▶ [Written task] Repeat everything in the material exactly.

▶ [Provided entries]
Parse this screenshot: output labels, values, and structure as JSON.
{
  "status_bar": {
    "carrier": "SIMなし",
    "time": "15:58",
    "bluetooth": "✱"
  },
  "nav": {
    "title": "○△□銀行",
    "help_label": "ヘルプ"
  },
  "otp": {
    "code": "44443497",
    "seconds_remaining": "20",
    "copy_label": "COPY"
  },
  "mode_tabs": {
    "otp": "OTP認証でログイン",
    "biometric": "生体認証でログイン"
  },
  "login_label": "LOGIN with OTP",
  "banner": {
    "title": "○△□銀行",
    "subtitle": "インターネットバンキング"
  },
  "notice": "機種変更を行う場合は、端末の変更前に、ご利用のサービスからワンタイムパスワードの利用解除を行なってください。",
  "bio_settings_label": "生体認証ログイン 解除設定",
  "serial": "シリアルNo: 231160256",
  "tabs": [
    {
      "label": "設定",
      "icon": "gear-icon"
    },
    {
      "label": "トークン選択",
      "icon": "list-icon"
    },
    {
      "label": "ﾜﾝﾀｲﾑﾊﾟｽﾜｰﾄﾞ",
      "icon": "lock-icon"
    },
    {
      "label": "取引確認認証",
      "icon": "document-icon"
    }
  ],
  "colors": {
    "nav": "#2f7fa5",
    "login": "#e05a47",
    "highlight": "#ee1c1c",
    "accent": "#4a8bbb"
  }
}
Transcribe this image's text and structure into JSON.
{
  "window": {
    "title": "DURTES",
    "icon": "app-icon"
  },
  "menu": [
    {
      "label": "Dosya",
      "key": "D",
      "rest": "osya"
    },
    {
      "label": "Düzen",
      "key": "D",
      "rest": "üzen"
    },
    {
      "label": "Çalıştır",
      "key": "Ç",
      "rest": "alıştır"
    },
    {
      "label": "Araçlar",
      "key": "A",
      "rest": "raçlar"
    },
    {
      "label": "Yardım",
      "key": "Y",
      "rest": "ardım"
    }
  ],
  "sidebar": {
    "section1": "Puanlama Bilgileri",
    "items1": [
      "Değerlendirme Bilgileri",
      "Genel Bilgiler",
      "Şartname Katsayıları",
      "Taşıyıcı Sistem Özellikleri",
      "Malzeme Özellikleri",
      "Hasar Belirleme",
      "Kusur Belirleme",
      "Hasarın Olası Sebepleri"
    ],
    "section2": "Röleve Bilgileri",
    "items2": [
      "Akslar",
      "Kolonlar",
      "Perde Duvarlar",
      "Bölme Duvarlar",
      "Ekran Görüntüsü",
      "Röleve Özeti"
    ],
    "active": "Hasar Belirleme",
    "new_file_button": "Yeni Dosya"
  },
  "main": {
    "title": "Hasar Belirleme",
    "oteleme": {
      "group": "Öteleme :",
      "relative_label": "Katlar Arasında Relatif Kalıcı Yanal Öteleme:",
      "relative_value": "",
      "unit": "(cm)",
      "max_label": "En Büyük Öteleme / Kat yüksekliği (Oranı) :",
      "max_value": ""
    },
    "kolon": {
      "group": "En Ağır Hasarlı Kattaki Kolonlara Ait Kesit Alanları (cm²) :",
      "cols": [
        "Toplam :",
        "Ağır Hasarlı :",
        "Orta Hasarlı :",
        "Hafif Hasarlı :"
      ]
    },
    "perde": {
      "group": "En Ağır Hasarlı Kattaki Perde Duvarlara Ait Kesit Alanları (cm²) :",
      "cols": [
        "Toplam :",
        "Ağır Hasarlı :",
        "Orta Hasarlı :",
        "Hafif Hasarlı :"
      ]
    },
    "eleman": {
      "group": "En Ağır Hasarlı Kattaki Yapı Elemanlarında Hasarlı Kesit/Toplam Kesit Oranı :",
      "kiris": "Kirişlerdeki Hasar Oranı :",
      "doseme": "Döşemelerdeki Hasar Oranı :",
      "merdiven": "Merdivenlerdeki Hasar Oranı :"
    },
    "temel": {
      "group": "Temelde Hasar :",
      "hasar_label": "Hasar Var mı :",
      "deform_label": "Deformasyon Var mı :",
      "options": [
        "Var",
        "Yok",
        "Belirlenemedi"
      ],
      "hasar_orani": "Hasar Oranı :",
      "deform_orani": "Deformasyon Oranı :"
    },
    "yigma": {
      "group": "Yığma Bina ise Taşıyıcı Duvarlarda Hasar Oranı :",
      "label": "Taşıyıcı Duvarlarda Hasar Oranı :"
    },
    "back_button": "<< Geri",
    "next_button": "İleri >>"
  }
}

▶ [Output for this exercise]
Parse this screenshot: output labels, values, and structure as JSON.
{
  "status_bar": {
    "carrier": "SIMなし",
    "time": "15:58",
    "bluetooth": "✱"
  },
  "nav": {
    "title": "○△□銀行",
    "help_label": "ヘルプ"
  },
  "otp": {
    "code": "44443497",
    "seconds_remaining": "20",
    "copy_label": "COPY"
  },
  "mode_tabs": {
    "otp": "OTP認証でログイン",
    "biometric": "生体認証でログイン"
  },
  "login_label": "LOGIN with OTP",
  "banner": {
    "title": "○△□銀行",
    "subtitle": "インターネットバンキング"
  },
  "notice": "機種変更を行う場合は、端末の変更前に、ご利用のサービスからワンタイムパスワードの利用解除を行なってください。",
  "bio_settings_label": "生体認証ログイン 解除設定",
  "serial": "シリアルNo: 231160256",
  "tabs": [
    {
      "label": "設定",
      "icon": "gear-icon"
    },
    {
      "label": "トークン選択",
      "icon": "list-icon"
    },
    {
      "label": "ﾜﾝﾀｲﾑﾊﾟｽﾜｰﾄﾞ",
      "icon": "lock-icon"
    },
    {
      "label": "取引確認認証",
      "icon": "document-icon"
    }
  ],
  "colors": {
    "nav": "#2f7fa5",
    "login": "#e05a47",
    "highlight": "#ee1c1c",
    "accent": "#4a8bbb"
  }
}
Transcribe this image's text and structure into JSON.
{
  "window": {
    "title": "DURTES",
    "icon": "app-icon"
  },
  "menu": [
    {
      "label": "Dosya",
      "key": "D",
      "rest": "osya"
    },
    {
      "label": "Düzen",
      "key": "D",
      "rest": "üzen"
    },
    {
      "label": "Çalıştır",
      "key": "Ç",
      "rest": "alıştır"
    },
    {
      "label": "Araçlar",
      "key": "A",
      "rest": "raçlar"
    },
    {
      "label": "Yardım",
      "key": "Y",
      "rest": "ardım"
    }
  ],
  "sidebar": {
    "section1": "Puanlama Bilgileri",
    "items1": [
      "Değerlendirme Bilgileri",
      "Genel Bilgiler",
      "Şartname Katsayıları",
      "Taşıyıcı Sistem Özellikleri",
      "Malzeme Özellikleri",
      "Hasar Belirleme",
      "Kusur Belirleme",
      "Hasarın Olası Sebepleri"
    ],
    "section2": "Röleve Bilgileri",
    "items2": [
      "Akslar",
      "Kolonlar",
      "Perde Duvarlar",
      "Bölme Duvarlar",
      "Ekran Görüntüsü",
      "Röleve Özeti"
    ],
    "active": "Hasar Belirleme",
    "new_file_button": "Yeni Dosya"
  },
  "main": {
    "title": "Hasar Belirleme",
    "oteleme": {
      "group": "Öteleme :",
      "relative_label": "Katlar Arasında Relatif Kalıcı Yanal Öteleme:",
      "relative_value": "",
      "unit": "(cm)",
      "max_label": "En Büyük Öteleme / Kat yüksekliği (Oranı) :",
      "max_value": ""
    },
    "kolon": {
      "group": "En Ağır Hasarlı Kattaki Kolonlara Ait Kesit Alanları (cm²) :",
      "cols": [
        "Toplam :",
        "Ağır Hasarlı :",
        "Orta Hasarlı :",
        "Hafif Hasarlı :"
      ]
    },
    "perde": {
      "group": "En Ağır Hasarlı Kattaki Perde Duvarlara Ait Kesit Alanları (cm²) :",
      "cols": [
        "Toplam :",
        "Ağır Hasarlı :",
        "Orta Hasarlı :",
        "Hafif Hasarlı :"
      ]
    },
    "eleman": {
      "group": "En Ağır Hasarlı Kattaki Yapı Elemanlarında Hasarlı Kesit/Toplam Kesit Oranı :",
      "kiris": "Kirişlerdeki Hasar Oranı :",
      "doseme": "Döşemelerdeki Hasar Oranı :",
      "merdiven": "Merdivenlerdeki Hasar Oranı :"
    },
    "temel": {
      "group": "Temelde Hasar :",
      "hasar_label": "Hasar Var mı :",
      "deform_label": "Deformasyon Var mı :",
      "options": [
        "Var",
        "Yok",
        "Belirlenemedi"
      ],
      "hasar_orani": "Hasar Oranı :",
      "deform_orani": "Deformasyon Oranı :"
    },
    "yigma": {
      "group": "Yığma Bina ise Taşıyıcı Duvarlarda Hasar Oranı :",
      "label": "Taşıyıcı Duvarlarda Hasar Oranı :"
    },
    "back_button": "<< Geri",
    "next_button": "İleri >>"
  }
}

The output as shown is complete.